REQUIRED WORK — Each line below is to be written out in full, exactly as shown.

[Raw records]
=====

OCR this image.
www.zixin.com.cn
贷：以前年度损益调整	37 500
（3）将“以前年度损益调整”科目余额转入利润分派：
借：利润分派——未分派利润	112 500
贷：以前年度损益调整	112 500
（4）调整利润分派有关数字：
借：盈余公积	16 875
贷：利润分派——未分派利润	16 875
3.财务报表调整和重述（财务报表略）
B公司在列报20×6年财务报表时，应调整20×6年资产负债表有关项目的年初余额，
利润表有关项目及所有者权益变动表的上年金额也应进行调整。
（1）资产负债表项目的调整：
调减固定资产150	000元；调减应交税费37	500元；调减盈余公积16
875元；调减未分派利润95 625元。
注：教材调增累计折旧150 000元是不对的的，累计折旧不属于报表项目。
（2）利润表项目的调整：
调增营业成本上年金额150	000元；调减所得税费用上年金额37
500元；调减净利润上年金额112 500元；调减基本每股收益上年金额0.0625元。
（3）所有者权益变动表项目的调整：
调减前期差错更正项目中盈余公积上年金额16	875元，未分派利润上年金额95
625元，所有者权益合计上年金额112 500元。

=====

SOLVED EXERCISE —
OCR this image.
www.zixin.com.cn
贷：以前年度损益调整	37 500
（3）将“以前年度损益调整”科目余额转入利润分派：
借：利润分派——未分派利润	112 500
贷：以前年度损益调整	112 500
（4）调整利润分派有关数字：
借：盈余公积	16 875
贷：利润分派——未分派利润	16 875
3.财务报表调整和重述（财务报表略）
B公司在列报20×6年财务报表时，应调整20×6年资产负债表有关项目的年初余额，
利润表有关项目及所有者权益变动表的上年金额也应进行调整。
（1）资产负债表项目的调整：
调减固定资产150	000元；调减应交税费37	500元；调减盈余公积16
875元；调减未分派利润95 625元。
注：教材调增累计折旧150 000元是不对的的，累计折旧不属于报表项目。
（2）利润表项目的调整：
调增营业成本上年金额150	000元；调减所得税费用上年金额37
500元；调减净利润上年金额112 500元；调减基本每股收益上年金额0.0625元。
（3）所有者权益变动表项目的调整：
调减前期差错更正项目中盈余公积上年金额16	875元，未分派利润上年金额95
625元，所有者权益合计上年金额112 500元。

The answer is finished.